Records that describe figures:
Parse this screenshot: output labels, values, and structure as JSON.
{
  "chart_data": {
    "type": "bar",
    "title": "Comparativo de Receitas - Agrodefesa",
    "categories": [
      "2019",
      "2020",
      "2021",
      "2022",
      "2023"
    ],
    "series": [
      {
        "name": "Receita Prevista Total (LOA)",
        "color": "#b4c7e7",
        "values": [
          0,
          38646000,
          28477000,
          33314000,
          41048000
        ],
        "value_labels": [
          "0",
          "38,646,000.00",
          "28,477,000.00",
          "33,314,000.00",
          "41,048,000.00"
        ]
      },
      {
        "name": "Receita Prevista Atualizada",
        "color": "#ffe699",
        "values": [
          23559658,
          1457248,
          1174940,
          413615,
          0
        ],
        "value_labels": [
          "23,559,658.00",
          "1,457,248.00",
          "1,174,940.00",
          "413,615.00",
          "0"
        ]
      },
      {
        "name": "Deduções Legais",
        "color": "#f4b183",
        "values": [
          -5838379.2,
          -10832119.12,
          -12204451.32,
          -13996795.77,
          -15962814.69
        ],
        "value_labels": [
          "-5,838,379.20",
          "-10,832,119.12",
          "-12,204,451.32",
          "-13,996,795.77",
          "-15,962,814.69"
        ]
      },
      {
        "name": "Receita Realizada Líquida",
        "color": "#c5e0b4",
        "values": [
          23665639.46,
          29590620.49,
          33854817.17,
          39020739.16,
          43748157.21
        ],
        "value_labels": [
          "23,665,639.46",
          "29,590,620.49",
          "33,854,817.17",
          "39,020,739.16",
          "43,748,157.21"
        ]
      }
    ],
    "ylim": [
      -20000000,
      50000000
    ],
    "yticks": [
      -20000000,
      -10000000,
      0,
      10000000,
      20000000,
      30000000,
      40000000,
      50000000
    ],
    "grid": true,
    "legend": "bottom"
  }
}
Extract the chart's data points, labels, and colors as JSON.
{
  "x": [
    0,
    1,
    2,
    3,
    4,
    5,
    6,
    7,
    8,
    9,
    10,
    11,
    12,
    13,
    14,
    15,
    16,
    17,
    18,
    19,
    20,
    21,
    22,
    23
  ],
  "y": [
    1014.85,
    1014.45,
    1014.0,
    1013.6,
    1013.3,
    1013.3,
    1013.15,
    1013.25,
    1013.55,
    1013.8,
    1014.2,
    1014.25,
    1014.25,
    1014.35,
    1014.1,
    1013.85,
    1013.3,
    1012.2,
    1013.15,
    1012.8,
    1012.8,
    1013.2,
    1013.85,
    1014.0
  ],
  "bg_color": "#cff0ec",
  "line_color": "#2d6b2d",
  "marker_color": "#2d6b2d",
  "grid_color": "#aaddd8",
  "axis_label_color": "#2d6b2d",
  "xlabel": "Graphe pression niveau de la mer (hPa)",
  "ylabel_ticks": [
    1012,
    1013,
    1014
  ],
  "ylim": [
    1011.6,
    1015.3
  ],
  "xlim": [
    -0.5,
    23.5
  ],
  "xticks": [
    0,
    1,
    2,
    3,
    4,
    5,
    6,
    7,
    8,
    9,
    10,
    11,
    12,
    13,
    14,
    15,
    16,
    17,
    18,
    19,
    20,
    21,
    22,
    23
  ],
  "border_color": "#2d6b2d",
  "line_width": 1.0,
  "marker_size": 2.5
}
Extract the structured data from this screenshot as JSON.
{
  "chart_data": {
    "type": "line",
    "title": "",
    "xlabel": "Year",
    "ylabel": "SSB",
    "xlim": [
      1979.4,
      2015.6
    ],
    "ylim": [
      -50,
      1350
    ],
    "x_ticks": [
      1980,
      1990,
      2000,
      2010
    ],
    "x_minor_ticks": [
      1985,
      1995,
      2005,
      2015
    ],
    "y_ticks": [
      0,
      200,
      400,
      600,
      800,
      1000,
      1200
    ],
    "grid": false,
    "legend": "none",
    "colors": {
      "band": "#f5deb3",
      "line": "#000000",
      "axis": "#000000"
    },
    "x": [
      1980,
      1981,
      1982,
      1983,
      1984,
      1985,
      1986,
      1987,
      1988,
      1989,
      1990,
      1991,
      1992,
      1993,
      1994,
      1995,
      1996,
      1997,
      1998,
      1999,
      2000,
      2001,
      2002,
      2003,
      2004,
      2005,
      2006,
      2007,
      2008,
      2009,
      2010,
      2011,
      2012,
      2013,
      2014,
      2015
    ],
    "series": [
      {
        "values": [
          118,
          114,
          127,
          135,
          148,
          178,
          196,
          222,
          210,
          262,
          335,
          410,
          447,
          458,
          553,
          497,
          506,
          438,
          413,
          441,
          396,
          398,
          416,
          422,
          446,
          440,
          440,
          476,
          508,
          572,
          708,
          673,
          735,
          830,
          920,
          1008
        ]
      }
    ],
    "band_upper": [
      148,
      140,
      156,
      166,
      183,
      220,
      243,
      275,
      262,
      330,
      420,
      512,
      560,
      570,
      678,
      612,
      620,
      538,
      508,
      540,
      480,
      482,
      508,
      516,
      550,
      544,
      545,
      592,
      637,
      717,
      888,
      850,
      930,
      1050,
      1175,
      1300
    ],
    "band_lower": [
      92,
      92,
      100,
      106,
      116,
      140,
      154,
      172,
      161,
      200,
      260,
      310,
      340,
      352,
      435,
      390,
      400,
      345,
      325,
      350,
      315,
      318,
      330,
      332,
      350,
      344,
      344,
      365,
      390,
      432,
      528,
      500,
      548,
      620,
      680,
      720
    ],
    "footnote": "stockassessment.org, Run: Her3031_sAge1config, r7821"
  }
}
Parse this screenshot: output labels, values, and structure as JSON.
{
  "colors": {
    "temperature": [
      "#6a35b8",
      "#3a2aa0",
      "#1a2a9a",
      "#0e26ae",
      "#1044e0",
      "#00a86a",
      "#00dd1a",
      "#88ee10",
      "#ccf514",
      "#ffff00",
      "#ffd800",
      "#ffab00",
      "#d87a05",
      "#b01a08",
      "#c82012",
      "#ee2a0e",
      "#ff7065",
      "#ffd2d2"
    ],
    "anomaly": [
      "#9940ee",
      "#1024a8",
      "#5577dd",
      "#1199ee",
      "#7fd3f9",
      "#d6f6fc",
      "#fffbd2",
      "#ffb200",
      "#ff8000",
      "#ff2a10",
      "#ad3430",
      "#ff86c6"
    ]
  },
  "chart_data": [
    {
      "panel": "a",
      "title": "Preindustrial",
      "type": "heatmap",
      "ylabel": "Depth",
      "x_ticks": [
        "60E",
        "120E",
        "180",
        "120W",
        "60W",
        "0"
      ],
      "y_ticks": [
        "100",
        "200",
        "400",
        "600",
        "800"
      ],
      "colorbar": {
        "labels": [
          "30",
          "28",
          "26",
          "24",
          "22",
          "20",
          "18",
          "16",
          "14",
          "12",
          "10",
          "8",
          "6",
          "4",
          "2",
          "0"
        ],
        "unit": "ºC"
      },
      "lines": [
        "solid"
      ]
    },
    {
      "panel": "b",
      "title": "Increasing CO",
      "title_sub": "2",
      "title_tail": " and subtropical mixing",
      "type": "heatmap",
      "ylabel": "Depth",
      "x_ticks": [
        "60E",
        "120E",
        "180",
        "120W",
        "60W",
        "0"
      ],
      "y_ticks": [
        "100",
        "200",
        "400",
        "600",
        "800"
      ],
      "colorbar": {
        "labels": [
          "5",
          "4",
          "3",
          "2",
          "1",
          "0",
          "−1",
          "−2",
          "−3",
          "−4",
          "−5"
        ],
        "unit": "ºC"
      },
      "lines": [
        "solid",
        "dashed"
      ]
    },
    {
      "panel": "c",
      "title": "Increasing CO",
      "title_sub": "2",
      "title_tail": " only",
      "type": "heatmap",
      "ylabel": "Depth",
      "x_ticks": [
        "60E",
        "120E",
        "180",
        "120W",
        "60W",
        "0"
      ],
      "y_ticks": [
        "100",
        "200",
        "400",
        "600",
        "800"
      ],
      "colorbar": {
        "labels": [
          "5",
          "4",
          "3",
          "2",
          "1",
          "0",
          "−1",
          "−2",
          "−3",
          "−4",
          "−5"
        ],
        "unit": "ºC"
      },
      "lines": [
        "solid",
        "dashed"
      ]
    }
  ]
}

- Your objective:
Out of the records, collect only those lines that contain the string "xlabel".

- Complete response:
  "xlabel": "Graphe pression niveau de la mer (hPa)",
    "xlabel": "Year",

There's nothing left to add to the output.